-------- Dataset records

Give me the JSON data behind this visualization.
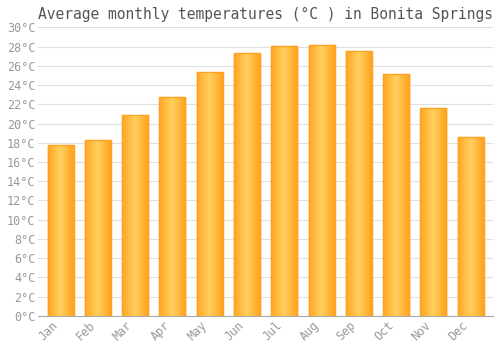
{
  "title": "Average monthly temperatures (°C ) in Bonita Springs",
  "months": [
    "Jan",
    "Feb",
    "Mar",
    "Apr",
    "May",
    "Jun",
    "Jul",
    "Aug",
    "Sep",
    "Oct",
    "Nov",
    "Dec"
  ],
  "values": [
    17.8,
    18.3,
    20.9,
    22.8,
    25.4,
    27.3,
    28.1,
    28.2,
    27.5,
    25.1,
    21.6,
    18.6
  ],
  "bar_color_center": "#FFD060",
  "bar_color_edge": "#FFA500",
  "background_color": "#FFFFFF",
  "plot_bg_color": "#FFFFFF",
  "ylim": [
    0,
    30
  ],
  "ytick_step": 2,
  "title_fontsize": 10.5,
  "tick_fontsize": 8.5,
  "grid_color": "#E0E0E0",
  "tick_color": "#999999",
  "title_color": "#555555"
}
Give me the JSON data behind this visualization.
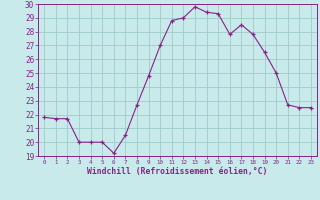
{
  "x": [
    0,
    1,
    2,
    3,
    4,
    5,
    6,
    7,
    8,
    9,
    10,
    11,
    12,
    13,
    14,
    15,
    16,
    17,
    18,
    19,
    20,
    21,
    22,
    23
  ],
  "y": [
    21.8,
    21.7,
    21.7,
    20.0,
    20.0,
    20.0,
    19.2,
    20.5,
    22.7,
    24.8,
    27.0,
    28.8,
    29.0,
    29.8,
    29.4,
    29.3,
    27.8,
    28.5,
    27.8,
    26.5,
    25.0,
    22.7,
    22.5,
    22.5
  ],
  "line_color": "#882288",
  "marker": "+",
  "bg_color": "#c8eaea",
  "grid_color": "#a0cccc",
  "xlabel": "Windchill (Refroidissement éolien,°C)",
  "ylim": [
    19,
    30
  ],
  "xlim_min": -0.5,
  "xlim_max": 23.5,
  "yticks": [
    19,
    20,
    21,
    22,
    23,
    24,
    25,
    26,
    27,
    28,
    29,
    30
  ],
  "xticks": [
    0,
    1,
    2,
    3,
    4,
    5,
    6,
    7,
    8,
    9,
    10,
    11,
    12,
    13,
    14,
    15,
    16,
    17,
    18,
    19,
    20,
    21,
    22,
    23
  ],
  "color": "#882288"
}
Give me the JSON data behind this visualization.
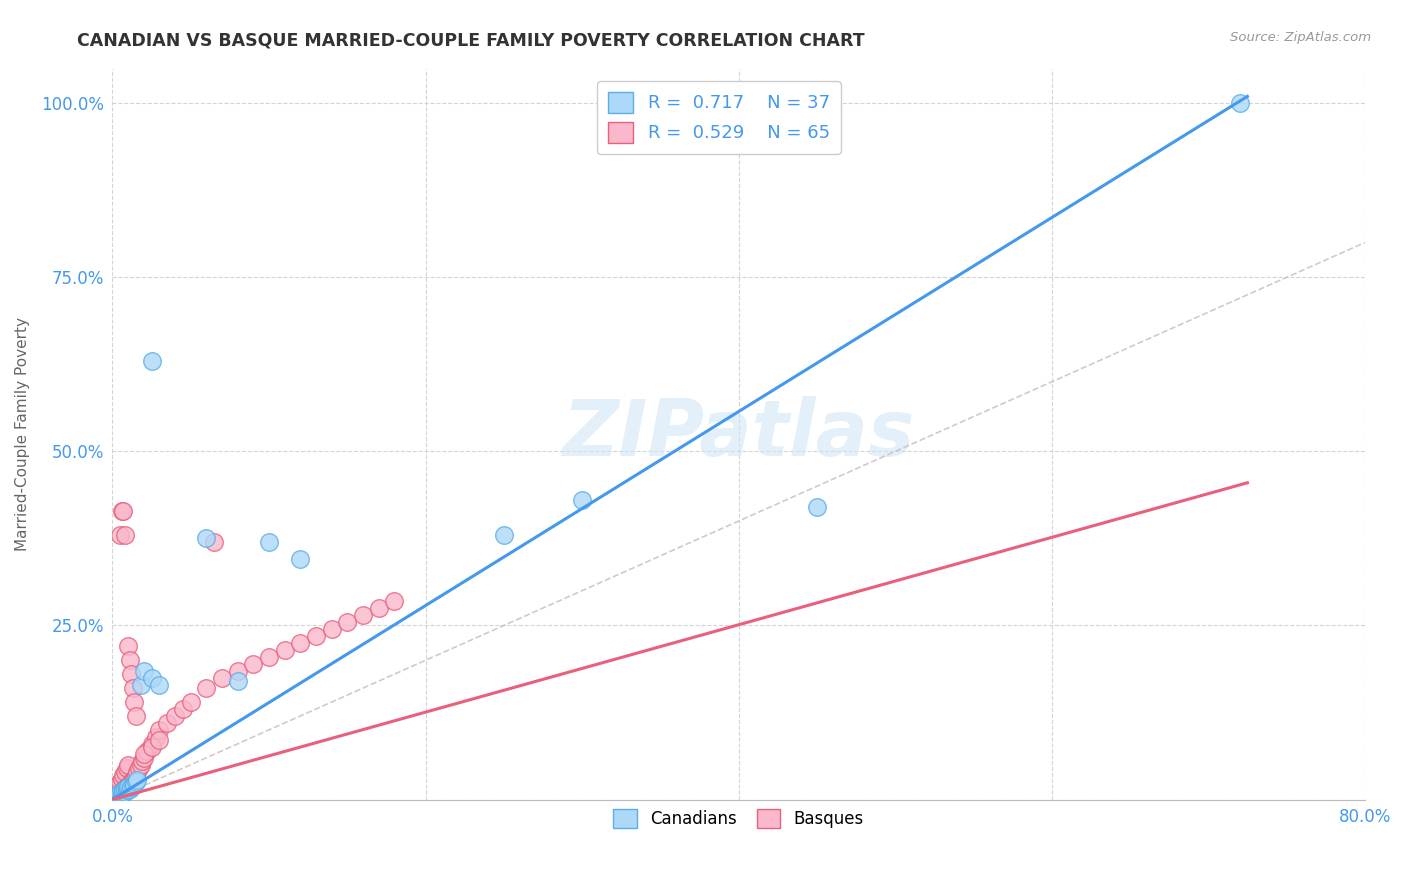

----------------

Task brief: Report how many lines in these entries contain "FFFFFF". Answer with the number only.

Response to the task: 2